**YOUR GOAL**
Go through the data below and copy it exactly, skipping every picture.

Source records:
╭──

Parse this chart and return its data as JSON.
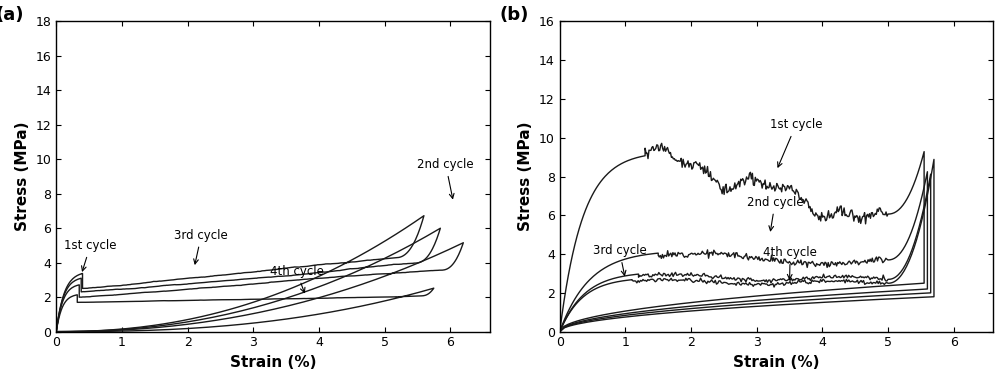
{
  "fig_width": 10.0,
  "fig_height": 3.77,
  "dpi": 100,
  "background_color": "#ffffff",
  "panel_a": {
    "label": "(a)",
    "xlabel": "Strain (%)",
    "ylabel": "Stress (MPa)",
    "xlim": [
      0,
      6.6
    ],
    "ylim": [
      0,
      18
    ],
    "xticks": [
      0,
      1,
      2,
      3,
      4,
      5,
      6
    ],
    "yticks": [
      0,
      2,
      4,
      6,
      8,
      10,
      12,
      14,
      16,
      18
    ]
  },
  "panel_b": {
    "label": "(b)",
    "xlabel": "Strain (%)",
    "ylabel": "Stress (MPa)",
    "xlim": [
      0,
      6.6
    ],
    "ylim": [
      0,
      16
    ],
    "xticks": [
      0,
      1,
      2,
      3,
      4,
      5,
      6
    ],
    "yticks": [
      0,
      2,
      4,
      6,
      8,
      10,
      12,
      14,
      16
    ]
  }
}
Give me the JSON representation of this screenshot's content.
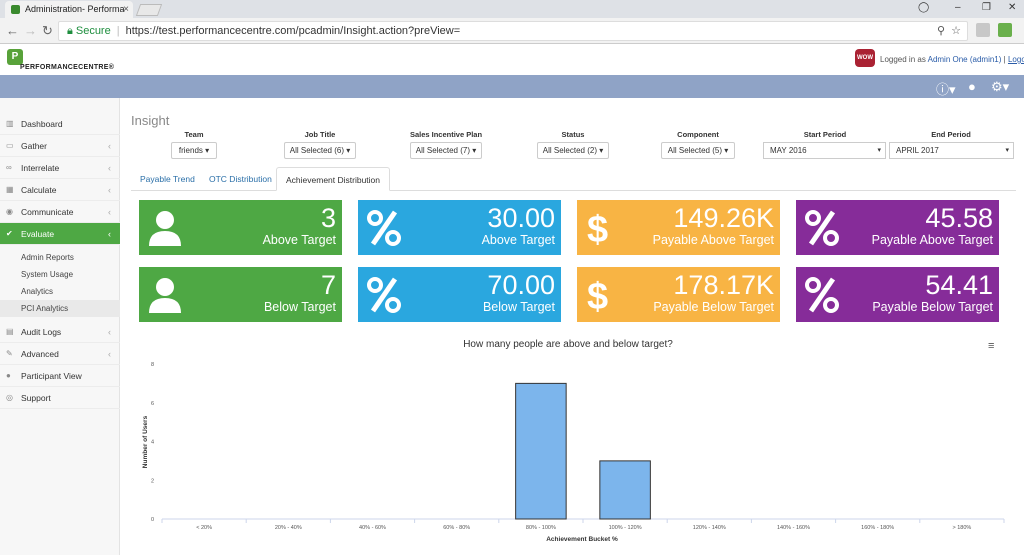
{
  "browser": {
    "tab_title": "Administration- Performa",
    "tab_close": "×",
    "secure_label": "Secure",
    "url": "https://test.performancecentre.com/pcadmin/Insight.action?preView=",
    "win_min": "–",
    "win_max": "❐",
    "win_close": "✕"
  },
  "header": {
    "logo_text": "PERFORMANCECENTRE®",
    "logged_in_prefix": "Logged in as",
    "user": "Admin One (admin1)",
    "separator": "|",
    "logout": "Logout"
  },
  "sidebar": {
    "items": [
      {
        "label": "Dashboard",
        "icon": "chart-icon",
        "chevron": ""
      },
      {
        "label": "Gather",
        "icon": "folder-icon",
        "chevron": "‹"
      },
      {
        "label": "Interrelate",
        "icon": "link-icon",
        "chevron": "‹"
      },
      {
        "label": "Calculate",
        "icon": "calculator-icon",
        "chevron": "‹"
      },
      {
        "label": "Communicate",
        "icon": "chat-icon",
        "chevron": "‹"
      },
      {
        "label": "Evaluate",
        "icon": "check-icon",
        "chevron": "‹"
      },
      {
        "label": "Audit Logs",
        "icon": "doc-icon",
        "chevron": "‹"
      },
      {
        "label": "Advanced",
        "icon": "wrench-icon",
        "chevron": "‹"
      },
      {
        "label": "Participant View",
        "icon": "user-icon",
        "chevron": ""
      },
      {
        "label": "Support",
        "icon": "help-icon",
        "chevron": ""
      }
    ],
    "sub_items": [
      "Admin Reports",
      "System Usage",
      "Analytics",
      "PCI Analytics"
    ]
  },
  "page": {
    "title": "Insight"
  },
  "filters": [
    {
      "label": "Team",
      "value": "friends ▾"
    },
    {
      "label": "Job Title",
      "value": "All Selected (6) ▾"
    },
    {
      "label": "Sales Incentive Plan",
      "value": "All Selected (7) ▾"
    },
    {
      "label": "Status",
      "value": "All Selected (2) ▾"
    },
    {
      "label": "Component",
      "value": "All Selected (5) ▾"
    },
    {
      "label": "Start Period",
      "value": "MAY 2016",
      "arrow": "▾"
    },
    {
      "label": "End Period",
      "value": "APRIL 2017",
      "arrow": "▾"
    }
  ],
  "tabs": [
    "Payable Trend",
    "OTC Distribution",
    "Achievement Distribution"
  ],
  "kpis": [
    {
      "value": "3",
      "label": "Above Target",
      "icon": "user-icon",
      "color": "#4ea844"
    },
    {
      "value": "30.00",
      "label": "Above Target",
      "icon": "percent-icon",
      "color": "#2aa7df"
    },
    {
      "value": "149.26K",
      "label": "Payable Above Target",
      "icon": "dollar-icon",
      "color": "#f8b444"
    },
    {
      "value": "45.58",
      "label": "Payable Above Target",
      "icon": "percent-icon",
      "color": "#862c99"
    },
    {
      "value": "7",
      "label": "Below Target",
      "icon": "user-icon",
      "color": "#4ea844"
    },
    {
      "value": "70.00",
      "label": "Below Target",
      "icon": "percent-icon",
      "color": "#2aa7df"
    },
    {
      "value": "178.17K",
      "label": "Payable Below Target",
      "icon": "dollar-icon",
      "color": "#f8b444"
    },
    {
      "value": "54.41",
      "label": "Payable Below Target",
      "icon": "percent-icon",
      "color": "#862c99"
    }
  ],
  "chart_data": {
    "type": "bar",
    "title": "How many people are above and below target?",
    "xlabel": "Achievement Bucket %",
    "ylabel": "Number of Users",
    "categories": [
      "< 20%",
      "20% - 40%",
      "40% - 60%",
      "60% - 80%",
      "80% - 100%",
      "100% - 120%",
      "120% - 140%",
      "140% - 160%",
      "160% - 180%",
      "> 180%"
    ],
    "values": [
      0,
      0,
      0,
      0,
      7,
      3,
      0,
      0,
      0,
      0
    ],
    "ylim": [
      0,
      8
    ],
    "yticks": [
      "0",
      "2",
      "4",
      "6",
      "8"
    ],
    "bar_color": "#7cb5ec",
    "menu_icon": "≡",
    "legend": "none",
    "grid": false
  }
}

╰──

**TASK RESULT**
Parse this chart and return its data as JSON.
{
  "fig_width": 10.0,
  "fig_height": 3.77,
  "dpi": 100,
  "background_color": "#ffffff",
  "panel_a": {
    "label": "(a)",
    "xlabel": "Strain (%)",
    "ylabel": "Stress (MPa)",
    "xlim": [
      0,
      6.6
    ],
    "ylim": [
      0,
      18
    ],
    "xticks": [
      0,
      1,
      2,
      3,
      4,
      5,
      6
    ],
    "yticks": [
      0,
      2,
      4,
      6,
      8,
      10,
      12,
      14,
      16,
      18
    ]
  },
  "panel_b": {
    "label": "(b)",
    "xlabel": "Strain (%)",
    "ylabel": "Stress (MPa)",
    "xlim": [
      0,
      6.6
    ],
    "ylim": [
      0,
      16
    ],
    "xticks": [
      0,
      1,
      2,
      3,
      4,
      5,
      6
    ],
    "yticks": [
      0,
      2,
      4,
      6,
      8,
      10,
      12,
      14,
      16
    ]
  }
}
Give me the JSON representation of this screenshot's content.
{
  "browser": {
    "tab_title": "Administration- Performa",
    "tab_close": "×",
    "secure_label": "Secure",
    "url": "https://test.performancecentre.com/pcadmin/Insight.action?preView=",
    "win_min": "–",
    "win_max": "❐",
    "win_close": "✕"
  },
  "header": {
    "logo_text": "PERFORMANCECENTRE®",
    "logged_in_prefix": "Logged in as",
    "user": "Admin One (admin1)",
    "separator": "|",
    "logout": "Logout"
  },
  "sidebar": {
    "items": [
      {
        "label": "Dashboard",
        "icon": "chart-icon",
        "chevron": ""
      },
      {
        "label": "Gather",
        "icon": "folder-icon",
        "chevron": "‹"
      },
      {
        "label": "Interrelate",
        "icon": "link-icon",
        "chevron": "‹"
      },
      {
        "label": "Calculate",
        "icon": "calculator-icon",
        "chevron": "‹"
      },
      {
        "label": "Communicate",
        "icon": "chat-icon",
        "chevron": "‹"
      },
      {
        "label": "Evaluate",
        "icon": "check-icon",
        "chevron": "‹"
      },
      {
        "label": "Audit Logs",
        "icon": "doc-icon",
        "chevron": "‹"
      },
      {
        "label": "Advanced",
        "icon": "wrench-icon",
        "chevron": "‹"
      },
      {
        "label": "Participant View",
        "icon": "user-icon",
        "chevron": ""
      },
      {
        "label": "Support",
        "icon": "help-icon",
        "chevron": ""
      }
    ],
    "sub_items": [
      "Admin Reports",
      "System Usage",
      "Analytics",
      "PCI Analytics"
    ]
  },
  "page": {
    "title": "Insight"
  },
  "filters": [
    {
      "label": "Team",
      "value": "friends ▾"
    },
    {
      "label": "Job Title",
      "value": "All Selected (6) ▾"
    },
    {
      "label": "Sales Incentive Plan",
      "value": "All Selected (7) ▾"
    },
    {
      "label": "Status",
      "value": "All Selected (2) ▾"
    },
    {
      "label": "Component",
      "value": "All Selected (5) ▾"
    },
    {
      "label": "Start Period",
      "value": "MAY 2016",
      "arrow": "▾"
    },
    {
      "label": "End Period",
      "value": "APRIL 2017",
      "arrow": "▾"
    }
  ],
  "tabs": [
    "Payable Trend",
    "OTC Distribution",
    "Achievement Distribution"
  ],
  "kpis": [
    {
      "value": "3",
      "label": "Above Target",
      "icon": "user-icon",
      "color": "#4ea844"
    },
    {
      "value": "30.00",
      "label": "Above Target",
      "icon": "percent-icon",
      "color": "#2aa7df"
    },
    {
      "value": "149.26K",
      "label": "Payable Above Target",
      "icon": "dollar-icon",
      "color": "#f8b444"
    },
    {
      "value": "45.58",
      "label": "Payable Above Target",
      "icon": "percent-icon",
      "color": "#862c99"
    },
    {
      "value": "7",
      "label": "Below Target",
      "icon": "user-icon",
      "color": "#4ea844"
    },
    {
      "value": "70.00",
      "label": "Below Target",
      "icon": "percent-icon",
      "color": "#2aa7df"
    },
    {
      "value": "178.17K",
      "label": "Payable Below Target",
      "icon": "dollar-icon",
      "color": "#f8b444"
    },
    {
      "value": "54.41",
      "label": "Payable Below Target",
      "icon": "percent-icon",
      "color": "#862c99"
    }
  ],
  "chart_data": {
    "type": "bar",
    "title": "How many people are above and below target?",
    "xlabel": "Achievement Bucket %",
    "ylabel": "Number of Users",
    "categories": [
      "< 20%",
      "20% - 40%",
      "40% - 60%",
      "60% - 80%",
      "80% - 100%",
      "100% - 120%",
      "120% - 140%",
      "140% - 160%",
      "160% - 180%",
      "> 180%"
    ],
    "values": [
      0,
      0,
      0,
      0,
      7,
      3,
      0,
      0,
      0,
      0
    ],
    "ylim": [
      0,
      8
    ],
    "yticks": [
      "0",
      "2",
      "4",
      "6",
      "8"
    ],
    "bar_color": "#7cb5ec",
    "menu_icon": "≡",
    "legend": "none",
    "grid": false
  }
}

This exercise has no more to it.